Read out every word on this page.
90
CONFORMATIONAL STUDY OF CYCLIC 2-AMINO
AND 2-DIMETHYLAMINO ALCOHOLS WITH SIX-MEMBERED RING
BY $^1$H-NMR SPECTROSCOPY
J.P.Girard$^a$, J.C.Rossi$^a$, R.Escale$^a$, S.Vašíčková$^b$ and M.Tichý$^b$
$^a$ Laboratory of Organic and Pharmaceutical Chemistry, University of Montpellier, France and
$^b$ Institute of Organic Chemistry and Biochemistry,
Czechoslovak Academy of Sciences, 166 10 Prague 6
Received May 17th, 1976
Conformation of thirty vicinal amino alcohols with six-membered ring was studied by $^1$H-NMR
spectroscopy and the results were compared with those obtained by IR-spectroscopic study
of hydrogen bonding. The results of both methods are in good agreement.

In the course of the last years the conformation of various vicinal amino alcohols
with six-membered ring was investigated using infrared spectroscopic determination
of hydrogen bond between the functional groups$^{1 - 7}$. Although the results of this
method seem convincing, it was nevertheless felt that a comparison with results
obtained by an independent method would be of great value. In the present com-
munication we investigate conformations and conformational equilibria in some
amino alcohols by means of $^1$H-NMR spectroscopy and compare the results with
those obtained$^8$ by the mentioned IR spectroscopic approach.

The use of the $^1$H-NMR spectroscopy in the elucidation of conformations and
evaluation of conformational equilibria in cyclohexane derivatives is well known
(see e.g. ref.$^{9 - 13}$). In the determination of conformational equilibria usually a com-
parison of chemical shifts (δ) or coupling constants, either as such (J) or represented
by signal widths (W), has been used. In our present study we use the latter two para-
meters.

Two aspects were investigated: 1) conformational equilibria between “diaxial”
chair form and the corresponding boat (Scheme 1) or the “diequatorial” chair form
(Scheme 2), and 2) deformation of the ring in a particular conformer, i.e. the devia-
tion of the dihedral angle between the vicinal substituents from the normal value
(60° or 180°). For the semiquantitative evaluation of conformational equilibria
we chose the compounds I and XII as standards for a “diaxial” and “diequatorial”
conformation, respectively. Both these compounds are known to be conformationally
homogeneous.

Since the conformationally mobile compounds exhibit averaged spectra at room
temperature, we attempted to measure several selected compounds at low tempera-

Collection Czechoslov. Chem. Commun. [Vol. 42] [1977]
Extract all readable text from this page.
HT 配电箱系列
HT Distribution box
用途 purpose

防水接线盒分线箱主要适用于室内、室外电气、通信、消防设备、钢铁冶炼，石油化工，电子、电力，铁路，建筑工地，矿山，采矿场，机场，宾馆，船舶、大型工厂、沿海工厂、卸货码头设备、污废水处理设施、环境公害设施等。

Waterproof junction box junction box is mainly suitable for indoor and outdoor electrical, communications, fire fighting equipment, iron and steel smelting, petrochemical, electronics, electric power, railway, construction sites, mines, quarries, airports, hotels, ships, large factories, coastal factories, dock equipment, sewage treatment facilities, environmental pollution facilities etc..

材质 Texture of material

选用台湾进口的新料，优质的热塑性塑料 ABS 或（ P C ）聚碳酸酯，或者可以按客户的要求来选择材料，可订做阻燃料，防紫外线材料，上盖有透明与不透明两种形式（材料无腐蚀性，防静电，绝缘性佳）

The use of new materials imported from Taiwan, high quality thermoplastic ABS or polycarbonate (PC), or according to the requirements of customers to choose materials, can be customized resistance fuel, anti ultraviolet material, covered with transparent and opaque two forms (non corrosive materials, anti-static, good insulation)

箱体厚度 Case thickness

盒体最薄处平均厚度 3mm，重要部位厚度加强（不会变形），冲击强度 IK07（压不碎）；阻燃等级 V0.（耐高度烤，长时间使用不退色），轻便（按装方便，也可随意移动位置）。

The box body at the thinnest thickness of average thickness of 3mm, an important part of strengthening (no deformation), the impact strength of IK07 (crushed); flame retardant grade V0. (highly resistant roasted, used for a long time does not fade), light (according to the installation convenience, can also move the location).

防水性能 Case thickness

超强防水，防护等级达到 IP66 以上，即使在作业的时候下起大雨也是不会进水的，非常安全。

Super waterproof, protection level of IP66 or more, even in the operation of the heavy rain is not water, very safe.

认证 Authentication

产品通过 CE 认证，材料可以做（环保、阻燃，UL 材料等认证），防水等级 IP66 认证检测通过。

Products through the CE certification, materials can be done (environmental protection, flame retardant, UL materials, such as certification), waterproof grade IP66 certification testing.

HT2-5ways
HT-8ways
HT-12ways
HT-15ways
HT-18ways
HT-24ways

■ WHAT IS REQUIRED
Copy every line of the records word for word.

■ FINISHED EXERCISE
Read out every word on this page.
90
CONFORMATIONAL STUDY OF CYCLIC 2-AMINO
AND 2-DIMETHYLAMINO ALCOHOLS WITH SIX-MEMBERED RING
BY $^1$H-NMR SPECTROSCOPY
J.P.Girard$^a$, J.C.Rossi$^a$, R.Escale$^a$, S.Vašíčková$^b$ and M.Tichý$^b$
$^a$ Laboratory of Organic and Pharmaceutical Chemistry, University of Montpellier, France and
$^b$ Institute of Organic Chemistry and Biochemistry,
Czechoslovak Academy of Sciences, 166 10 Prague 6
Received May 17th, 1976
Conformation of thirty vicinal amino alcohols with six-membered ring was studied by $^1$H-NMR
spectroscopy and the results were compared with those obtained by IR-spectroscopic study
of hydrogen bonding. The results of both methods are in good agreement.

In the course of the last years the conformation of various vicinal amino alcohols
with six-membered ring was investigated using infrared spectroscopic determination
of hydrogen bond between the functional groups$^{1 - 7}$. Although the results of this
method seem convincing, it was nevertheless felt that a comparison with results
obtained by an independent method would be of great value. In the present com-
munication we investigate conformations and conformational equilibria in some
amino alcohols by means of $^1$H-NMR spectroscopy and compare the results with
those obtained$^8$ by the mentioned IR spectroscopic approach.

The use of the $^1$H-NMR spectroscopy in the elucidation of conformations and
evaluation of conformational equilibria in cyclohexane derivatives is well known
(see e.g. ref.$^{9 - 13}$). In the determination of conformational equilibria usually a com-
parison of chemical shifts (δ) or coupling constants, either as such (J) or represented
by signal widths (W), has been used. In our present study we use the latter two para-
meters.

Two aspects were investigated: 1) conformational equilibria between “diaxial”
chair form and the corresponding boat (Scheme 1) or the “diequatorial” chair form
(Scheme 2), and 2) deformation of the ring in a particular conformer, i.e. the devia-
tion of the dihedral angle between the vicinal substituents from the normal value
(60° or 180°). For the semiquantitative evaluation of conformational equilibria
we chose the compounds I and XII as standards for a “diaxial” and “diequatorial”
conformation, respectively. Both these compounds are known to be conformationally
homogeneous.

Since the conformationally mobile compounds exhibit averaged spectra at room
temperature, we attempted to measure several selected compounds at low tempera-

Collection Czechoslov. Chem. Commun. [Vol. 42] [1977]
Extract all readable text from this page.
HT 配电箱系列
HT Distribution box
用途 purpose

防水接线盒分线箱主要适用于室内、室外电气、通信、消防设备、钢铁冶炼，石油化工，电子、电力，铁路，建筑工地，矿山，采矿场，机场，宾馆，船舶、大型工厂、沿海工厂、卸货码头设备、污废水处理设施、环境公害设施等。

Waterproof junction box junction box is mainly suitable for indoor and outdoor electrical, communications, fire fighting equipment, iron and steel smelting, petrochemical, electronics, electric power, railway, construction sites, mines, quarries, airports, hotels, ships, large factories, coastal factories, dock equipment, sewage treatment facilities, environmental pollution facilities etc..

材质 Texture of material

选用台湾进口的新料，优质的热塑性塑料 ABS 或（ P C ）聚碳酸酯，或者可以按客户的要求来选择材料，可订做阻燃料，防紫外线材料，上盖有透明与不透明两种形式（材料无腐蚀性，防静电，绝缘性佳）

The use of new materials imported from Taiwan, high quality thermoplastic ABS or polycarbonate (PC), or according to the requirements of customers to choose materials, can be customized resistance fuel, anti ultraviolet material, covered with transparent and opaque two forms (non corrosive materials, anti-static, good insulation)

箱体厚度 Case thickness

盒体最薄处平均厚度 3mm，重要部位厚度加强（不会变形），冲击强度 IK07（压不碎）；阻燃等级 V0.（耐高度烤，长时间使用不退色），轻便（按装方便，也可随意移动位置）。

The box body at the thinnest thickness of average thickness of 3mm, an important part of strengthening (no deformation), the impact strength of IK07 (crushed); flame retardant grade V0. (highly resistant roasted, used for a long time does not fade), light (according to the installation convenience, can also move the location).

防水性能 Case thickness

超强防水，防护等级达到 IP66 以上，即使在作业的时候下起大雨也是不会进水的，非常安全。

Super waterproof, protection level of IP66 or more, even in the operation of the heavy rain is not water, very safe.

认证 Authentication

产品通过 CE 认证，材料可以做（环保、阻燃，UL 材料等认证），防水等级 IP66 认证检测通过。

Products through the CE certification, materials can be done (environmental protection, flame retardant, UL materials, such as certification), waterproof grade IP66 certification testing.

HT2-5ways
HT-8ways
HT-12ways
HT-15ways
HT-18ways
HT-24ways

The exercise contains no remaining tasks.